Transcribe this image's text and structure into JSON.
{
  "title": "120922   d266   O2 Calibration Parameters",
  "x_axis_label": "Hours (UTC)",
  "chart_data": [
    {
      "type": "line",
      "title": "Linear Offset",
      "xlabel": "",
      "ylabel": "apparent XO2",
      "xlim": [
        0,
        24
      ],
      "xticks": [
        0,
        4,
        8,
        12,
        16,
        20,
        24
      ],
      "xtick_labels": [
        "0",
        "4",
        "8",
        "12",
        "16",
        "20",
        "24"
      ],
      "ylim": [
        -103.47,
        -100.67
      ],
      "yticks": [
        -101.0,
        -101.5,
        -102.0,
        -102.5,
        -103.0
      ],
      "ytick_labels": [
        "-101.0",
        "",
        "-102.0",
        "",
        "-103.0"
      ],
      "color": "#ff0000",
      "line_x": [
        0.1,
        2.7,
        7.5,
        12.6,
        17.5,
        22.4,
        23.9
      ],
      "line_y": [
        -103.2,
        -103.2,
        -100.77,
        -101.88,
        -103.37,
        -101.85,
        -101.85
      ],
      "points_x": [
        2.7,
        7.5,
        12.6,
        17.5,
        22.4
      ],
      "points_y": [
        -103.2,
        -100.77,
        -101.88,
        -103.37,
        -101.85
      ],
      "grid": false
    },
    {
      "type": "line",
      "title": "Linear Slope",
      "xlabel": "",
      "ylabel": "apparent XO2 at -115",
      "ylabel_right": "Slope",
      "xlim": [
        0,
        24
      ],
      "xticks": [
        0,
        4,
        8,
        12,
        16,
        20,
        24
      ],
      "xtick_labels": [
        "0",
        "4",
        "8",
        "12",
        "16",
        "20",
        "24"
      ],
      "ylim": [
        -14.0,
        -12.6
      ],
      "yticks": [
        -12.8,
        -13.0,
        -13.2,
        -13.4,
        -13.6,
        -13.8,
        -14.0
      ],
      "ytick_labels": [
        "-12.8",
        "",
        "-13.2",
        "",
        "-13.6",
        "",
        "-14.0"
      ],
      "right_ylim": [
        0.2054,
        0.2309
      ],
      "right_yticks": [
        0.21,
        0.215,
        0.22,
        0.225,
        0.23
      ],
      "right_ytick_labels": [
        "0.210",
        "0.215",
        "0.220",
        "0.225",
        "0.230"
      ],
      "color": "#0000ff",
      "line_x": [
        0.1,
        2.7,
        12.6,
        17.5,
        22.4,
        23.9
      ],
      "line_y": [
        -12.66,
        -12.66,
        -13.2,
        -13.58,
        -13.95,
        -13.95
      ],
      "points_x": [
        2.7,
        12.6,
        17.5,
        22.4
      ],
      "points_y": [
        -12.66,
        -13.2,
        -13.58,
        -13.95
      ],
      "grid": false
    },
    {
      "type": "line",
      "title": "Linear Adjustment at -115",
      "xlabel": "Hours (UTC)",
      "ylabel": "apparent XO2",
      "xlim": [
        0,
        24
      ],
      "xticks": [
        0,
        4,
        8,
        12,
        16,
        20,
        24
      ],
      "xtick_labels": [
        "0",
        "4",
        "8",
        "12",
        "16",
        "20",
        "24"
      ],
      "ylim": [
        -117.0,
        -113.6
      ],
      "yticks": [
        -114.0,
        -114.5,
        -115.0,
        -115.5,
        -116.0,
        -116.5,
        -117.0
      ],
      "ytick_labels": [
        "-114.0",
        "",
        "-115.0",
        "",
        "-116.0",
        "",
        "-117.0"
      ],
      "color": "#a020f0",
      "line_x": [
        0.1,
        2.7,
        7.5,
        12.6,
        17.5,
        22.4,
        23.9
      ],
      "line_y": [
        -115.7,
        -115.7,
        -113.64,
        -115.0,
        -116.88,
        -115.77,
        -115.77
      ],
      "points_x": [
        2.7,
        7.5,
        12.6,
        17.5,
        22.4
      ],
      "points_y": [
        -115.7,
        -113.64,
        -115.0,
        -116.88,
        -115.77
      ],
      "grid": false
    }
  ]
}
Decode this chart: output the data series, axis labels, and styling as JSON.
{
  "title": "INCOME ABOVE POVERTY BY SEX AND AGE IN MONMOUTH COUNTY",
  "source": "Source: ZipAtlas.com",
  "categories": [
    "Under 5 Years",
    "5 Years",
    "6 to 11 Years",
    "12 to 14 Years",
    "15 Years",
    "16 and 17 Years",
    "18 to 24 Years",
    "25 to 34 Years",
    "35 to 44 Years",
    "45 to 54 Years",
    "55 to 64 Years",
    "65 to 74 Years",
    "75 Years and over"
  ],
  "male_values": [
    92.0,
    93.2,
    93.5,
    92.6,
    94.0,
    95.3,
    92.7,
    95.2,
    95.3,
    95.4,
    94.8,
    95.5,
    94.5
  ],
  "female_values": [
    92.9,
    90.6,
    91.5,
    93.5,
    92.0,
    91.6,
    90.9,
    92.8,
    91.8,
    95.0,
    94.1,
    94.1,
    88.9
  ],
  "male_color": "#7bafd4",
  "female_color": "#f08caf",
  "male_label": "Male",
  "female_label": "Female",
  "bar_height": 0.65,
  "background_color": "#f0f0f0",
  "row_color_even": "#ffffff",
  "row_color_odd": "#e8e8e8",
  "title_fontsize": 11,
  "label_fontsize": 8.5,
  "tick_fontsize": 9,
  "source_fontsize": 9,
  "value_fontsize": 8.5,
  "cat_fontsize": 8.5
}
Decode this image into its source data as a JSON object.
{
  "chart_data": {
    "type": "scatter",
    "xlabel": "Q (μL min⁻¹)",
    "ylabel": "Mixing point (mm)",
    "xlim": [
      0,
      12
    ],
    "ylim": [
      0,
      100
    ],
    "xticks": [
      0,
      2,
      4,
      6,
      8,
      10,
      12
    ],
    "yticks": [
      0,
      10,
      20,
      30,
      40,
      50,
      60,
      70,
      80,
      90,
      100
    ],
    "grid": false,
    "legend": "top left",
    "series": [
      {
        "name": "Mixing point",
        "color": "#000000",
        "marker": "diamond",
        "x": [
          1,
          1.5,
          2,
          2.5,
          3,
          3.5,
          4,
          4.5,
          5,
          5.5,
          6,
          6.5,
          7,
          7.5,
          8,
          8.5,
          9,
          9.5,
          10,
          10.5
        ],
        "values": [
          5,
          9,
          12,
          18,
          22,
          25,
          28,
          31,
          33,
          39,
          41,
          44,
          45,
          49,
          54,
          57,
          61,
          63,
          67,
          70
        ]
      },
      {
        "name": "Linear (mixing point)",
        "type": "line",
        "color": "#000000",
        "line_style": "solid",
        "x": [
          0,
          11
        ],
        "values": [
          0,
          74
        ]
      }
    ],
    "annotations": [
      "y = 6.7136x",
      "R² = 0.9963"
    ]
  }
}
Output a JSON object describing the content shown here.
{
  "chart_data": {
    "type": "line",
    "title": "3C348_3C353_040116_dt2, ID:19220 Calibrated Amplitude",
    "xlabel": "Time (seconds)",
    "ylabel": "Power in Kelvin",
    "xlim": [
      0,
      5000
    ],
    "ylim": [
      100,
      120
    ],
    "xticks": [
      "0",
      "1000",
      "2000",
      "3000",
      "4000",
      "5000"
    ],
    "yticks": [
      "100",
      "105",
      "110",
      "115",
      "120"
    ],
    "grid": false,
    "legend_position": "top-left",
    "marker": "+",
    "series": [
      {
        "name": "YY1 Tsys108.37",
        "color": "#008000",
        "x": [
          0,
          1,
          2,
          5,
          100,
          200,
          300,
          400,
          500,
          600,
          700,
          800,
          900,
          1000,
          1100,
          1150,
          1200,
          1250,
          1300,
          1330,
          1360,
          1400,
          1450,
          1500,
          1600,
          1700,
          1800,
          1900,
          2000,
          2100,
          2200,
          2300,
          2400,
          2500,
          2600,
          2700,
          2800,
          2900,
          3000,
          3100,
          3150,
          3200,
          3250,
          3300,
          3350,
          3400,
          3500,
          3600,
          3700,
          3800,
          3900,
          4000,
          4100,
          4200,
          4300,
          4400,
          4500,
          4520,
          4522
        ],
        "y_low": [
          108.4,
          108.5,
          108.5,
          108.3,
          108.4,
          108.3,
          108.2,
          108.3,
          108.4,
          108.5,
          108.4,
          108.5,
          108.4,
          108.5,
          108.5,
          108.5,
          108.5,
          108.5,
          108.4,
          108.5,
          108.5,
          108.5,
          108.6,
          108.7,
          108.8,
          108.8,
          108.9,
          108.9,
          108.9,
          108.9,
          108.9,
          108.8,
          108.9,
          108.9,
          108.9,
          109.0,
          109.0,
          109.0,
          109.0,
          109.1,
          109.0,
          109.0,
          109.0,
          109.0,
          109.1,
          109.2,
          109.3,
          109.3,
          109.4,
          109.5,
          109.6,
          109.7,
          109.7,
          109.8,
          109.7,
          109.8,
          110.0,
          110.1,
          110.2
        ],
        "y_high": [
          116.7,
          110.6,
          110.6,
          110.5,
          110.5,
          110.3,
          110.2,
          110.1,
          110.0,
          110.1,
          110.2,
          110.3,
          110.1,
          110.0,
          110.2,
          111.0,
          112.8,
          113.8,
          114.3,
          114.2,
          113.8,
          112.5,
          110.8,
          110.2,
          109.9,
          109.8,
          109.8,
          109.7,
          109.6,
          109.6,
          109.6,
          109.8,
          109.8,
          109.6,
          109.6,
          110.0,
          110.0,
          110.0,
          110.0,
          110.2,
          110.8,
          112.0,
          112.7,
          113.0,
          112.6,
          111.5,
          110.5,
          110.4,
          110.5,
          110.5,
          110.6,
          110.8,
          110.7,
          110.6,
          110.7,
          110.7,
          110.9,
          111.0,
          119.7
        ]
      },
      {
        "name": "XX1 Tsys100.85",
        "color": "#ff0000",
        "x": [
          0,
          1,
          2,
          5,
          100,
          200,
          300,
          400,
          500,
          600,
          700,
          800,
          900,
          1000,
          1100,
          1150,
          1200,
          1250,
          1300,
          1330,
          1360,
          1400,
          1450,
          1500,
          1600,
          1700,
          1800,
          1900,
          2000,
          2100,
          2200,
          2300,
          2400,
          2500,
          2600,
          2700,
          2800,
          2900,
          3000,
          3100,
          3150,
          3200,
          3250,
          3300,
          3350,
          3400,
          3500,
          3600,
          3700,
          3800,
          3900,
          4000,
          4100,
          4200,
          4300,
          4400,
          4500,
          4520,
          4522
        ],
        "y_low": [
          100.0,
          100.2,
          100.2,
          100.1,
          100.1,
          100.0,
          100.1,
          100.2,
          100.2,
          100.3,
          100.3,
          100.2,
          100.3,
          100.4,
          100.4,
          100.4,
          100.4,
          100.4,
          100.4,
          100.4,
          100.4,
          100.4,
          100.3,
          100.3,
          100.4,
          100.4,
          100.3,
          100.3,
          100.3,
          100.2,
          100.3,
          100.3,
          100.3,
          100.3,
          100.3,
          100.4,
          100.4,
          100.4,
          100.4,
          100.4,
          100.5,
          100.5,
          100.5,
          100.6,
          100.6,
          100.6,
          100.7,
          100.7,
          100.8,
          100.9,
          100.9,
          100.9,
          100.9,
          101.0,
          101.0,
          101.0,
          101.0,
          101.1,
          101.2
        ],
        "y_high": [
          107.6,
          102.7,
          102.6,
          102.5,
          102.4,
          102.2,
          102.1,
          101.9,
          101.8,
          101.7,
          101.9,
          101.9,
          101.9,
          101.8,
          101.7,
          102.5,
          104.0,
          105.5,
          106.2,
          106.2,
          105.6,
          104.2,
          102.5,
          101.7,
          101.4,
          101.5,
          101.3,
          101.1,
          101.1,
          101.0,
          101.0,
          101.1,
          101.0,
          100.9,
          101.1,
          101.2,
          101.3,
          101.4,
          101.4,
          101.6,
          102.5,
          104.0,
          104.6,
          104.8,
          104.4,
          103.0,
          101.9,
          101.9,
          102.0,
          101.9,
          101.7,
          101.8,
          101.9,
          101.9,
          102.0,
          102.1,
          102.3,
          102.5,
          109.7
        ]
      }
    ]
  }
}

__________

■ **TASK INSTRUCTIONS**
In the records above, locate every line with the string "Hours" and copy it.

■ **ANSWER TO THIS TASK**
  "x_axis_label": "Hours (UTC)",
      "xlabel": "Hours (UTC)",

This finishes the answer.